Fragmento de texto:
━━━━━━━━━━━━━━━━━━━━━━━━━━━━━━
En 1963 el Papa Pablo VI designó la fiesta del Buen Pastor como la Jornada Mundial de Oración por las Vocaciones. Al celebrar esta fiesta, los cristianos ruegan por su fidelidad para cumplir con su vocación. La Iglesia invita a honrar la vocación que todos los cristianos reciben en su Bautismo.
Siguiendo la estela de esta tradición, el próximo 21 de abril la Iglesia celebra la Jornada Mundial de Oración por las vocaciones. En esta ocasión se invita al pueblo cristiano a orar por un mismo fin: que no falten en la Iglesia jóvenes dispuestos a entregar su vida a Cristo, bajo el lema “Confío en ti”.
━━━━━━━━━━━━━━━━━━━━━━━━━━━━━━
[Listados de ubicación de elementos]
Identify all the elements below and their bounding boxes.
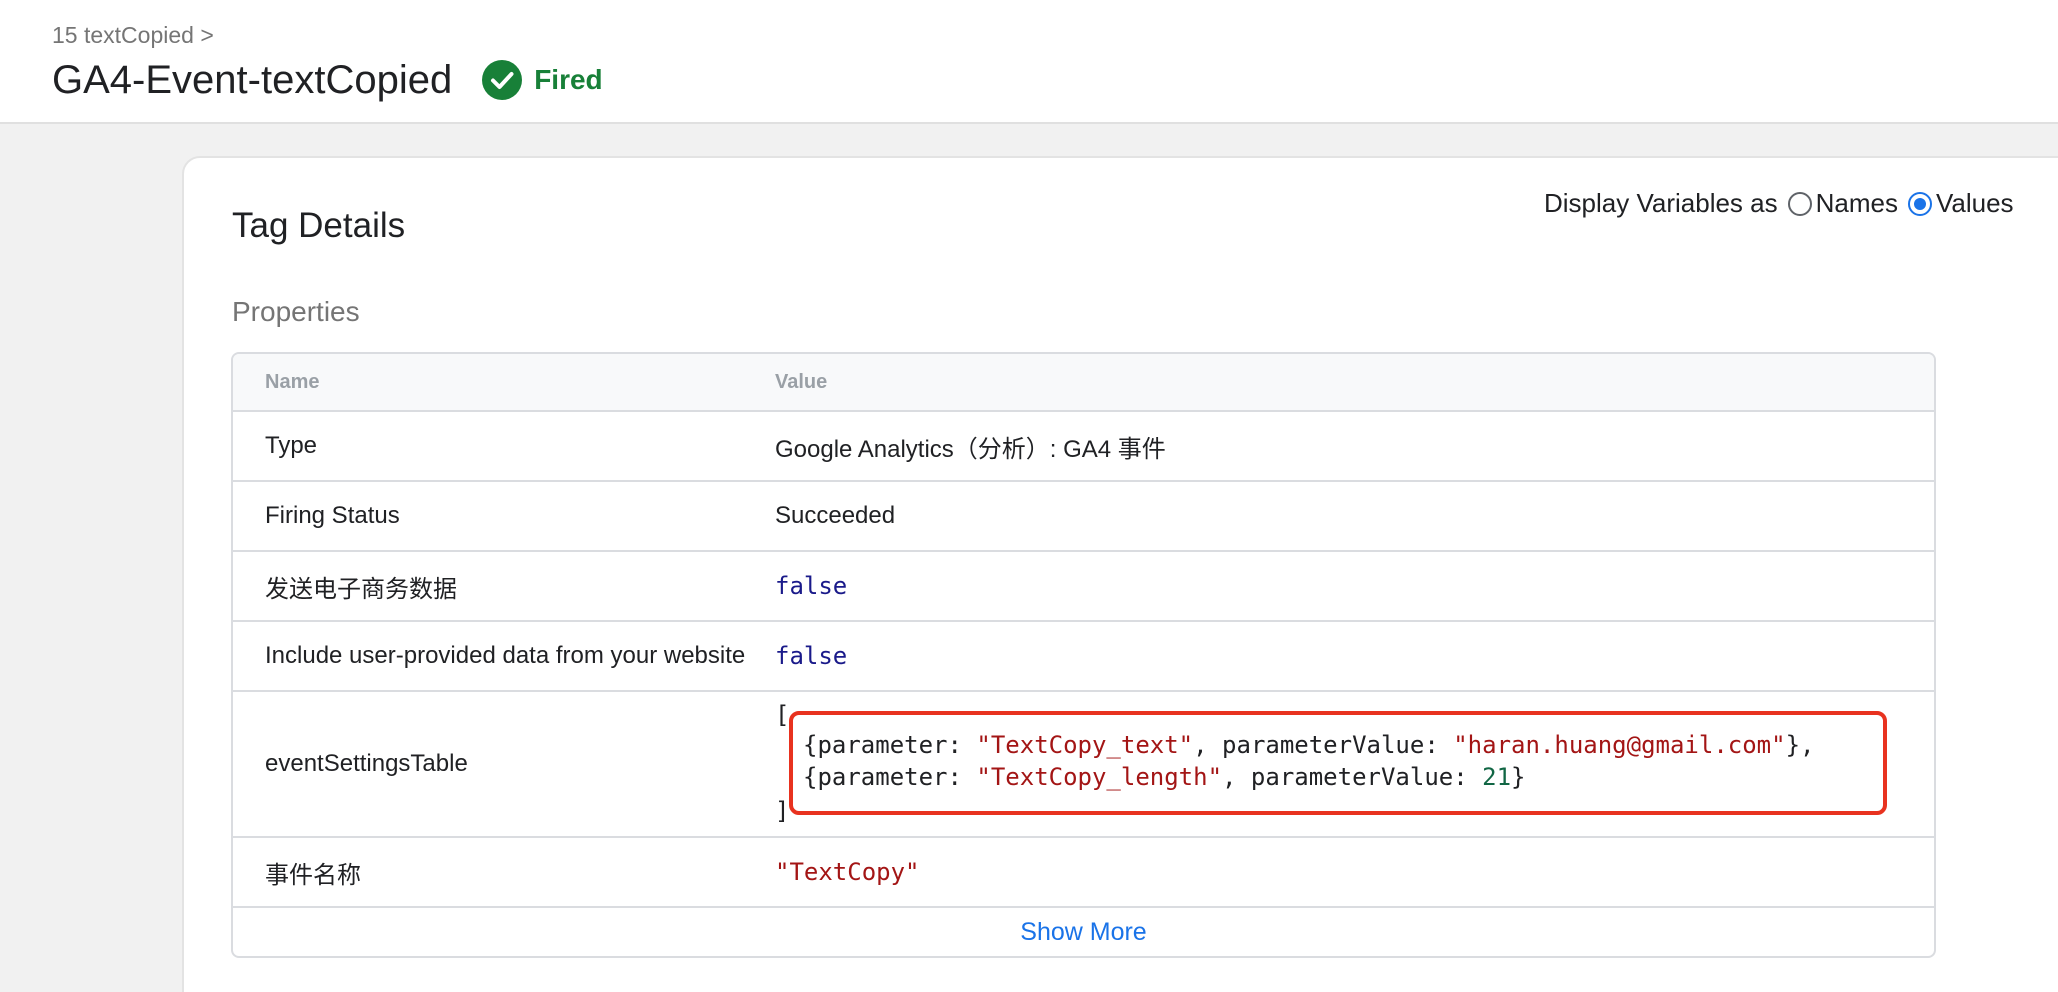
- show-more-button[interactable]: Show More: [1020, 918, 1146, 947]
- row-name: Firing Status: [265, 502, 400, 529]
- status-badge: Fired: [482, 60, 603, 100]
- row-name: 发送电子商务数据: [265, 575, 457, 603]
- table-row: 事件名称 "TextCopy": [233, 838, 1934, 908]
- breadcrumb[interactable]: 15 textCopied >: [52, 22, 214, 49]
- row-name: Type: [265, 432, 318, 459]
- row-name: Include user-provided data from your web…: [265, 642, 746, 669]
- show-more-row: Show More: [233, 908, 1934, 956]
━━━━━━━━━━━━━━━━━━━━━━━━━━━━━━
Problemas y tareas:
(1) ¿Puedes reproducir, del texto sobre la Jornada Mundial de Oración por las Vocaciones, el fragmento que va desde "En 1963 el Papa" hasta "en su Bautismo."?
(2) ¿Cómo quedaría resumido en una sola oración el párrafo del texto sobre la Jornada Mundial de Oración por las Vocaciones que empieza por "Siguiendo la estela de esta tradición", conservando sus datos principales?
(3) Según el texto sobre la Jornada Mundial de Oración por las Vocaciones, ¿quién designó la fiesta del Buen Pastor como esa jornada y en qué año?
El material que acompaña al texto es independiente de él.

Respuestas:
(1)
En 1963 el Papa Pablo VI designó la fiesta del Buen Pastor como la Jornada Mundial de Oración por las Vocaciones. Al celebrar esta fiesta, los cristianos ruegan por su fidelidad para cumplir con su vocación. La Iglesia invita a honrar la vocación que todos los cristianos reciben en su Bautismo.

(2) El 21 de abril la Iglesia celebra la Jornada Mundial de Oración por las Vocaciones, con el lema "Confío en ti", para orar por que no falten en ella jóvenes dispuestos a entregar su vida a Cristo.

(3) El Papa Pablo VI, en 1963.